▼▼▼

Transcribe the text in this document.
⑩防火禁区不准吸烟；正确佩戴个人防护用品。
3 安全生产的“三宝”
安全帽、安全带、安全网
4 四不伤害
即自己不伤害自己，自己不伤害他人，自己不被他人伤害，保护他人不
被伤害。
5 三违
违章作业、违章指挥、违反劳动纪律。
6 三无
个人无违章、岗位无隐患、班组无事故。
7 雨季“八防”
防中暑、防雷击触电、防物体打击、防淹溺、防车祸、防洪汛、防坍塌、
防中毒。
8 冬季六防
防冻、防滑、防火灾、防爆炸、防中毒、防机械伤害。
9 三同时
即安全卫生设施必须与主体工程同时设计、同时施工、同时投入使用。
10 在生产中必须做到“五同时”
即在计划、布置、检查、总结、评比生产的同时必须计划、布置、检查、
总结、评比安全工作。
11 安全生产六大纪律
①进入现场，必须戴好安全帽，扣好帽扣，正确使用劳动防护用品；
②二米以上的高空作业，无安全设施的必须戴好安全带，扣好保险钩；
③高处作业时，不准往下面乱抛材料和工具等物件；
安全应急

▲▲▲

What is asked:
Restate the records, all of them, precisely as written.

Result:
Transcribe the text in this document.
⑩防火禁区不准吸烟；正确佩戴个人防护用品。
3 安全生产的“三宝”
安全帽、安全带、安全网
4 四不伤害
即自己不伤害自己，自己不伤害他人，自己不被他人伤害，保护他人不
被伤害。
5 三违
违章作业、违章指挥、违反劳动纪律。
6 三无
个人无违章、岗位无隐患、班组无事故。
7 雨季“八防”
防中暑、防雷击触电、防物体打击、防淹溺、防车祸、防洪汛、防坍塌、
防中毒。
8 冬季六防
防冻、防滑、防火灾、防爆炸、防中毒、防机械伤害。
9 三同时
即安全卫生设施必须与主体工程同时设计、同时施工、同时投入使用。
10 在生产中必须做到“五同时”
即在计划、布置、检查、总结、评比生产的同时必须计划、布置、检查、
总结、评比安全工作。
11 安全生产六大纪律
①进入现场，必须戴好安全帽，扣好帽扣，正确使用劳动防护用品；
②二米以上的高空作业，无安全设施的必须戴好安全带，扣好保险钩；
③高处作业时，不准往下面乱抛材料和工具等物件；
安全应急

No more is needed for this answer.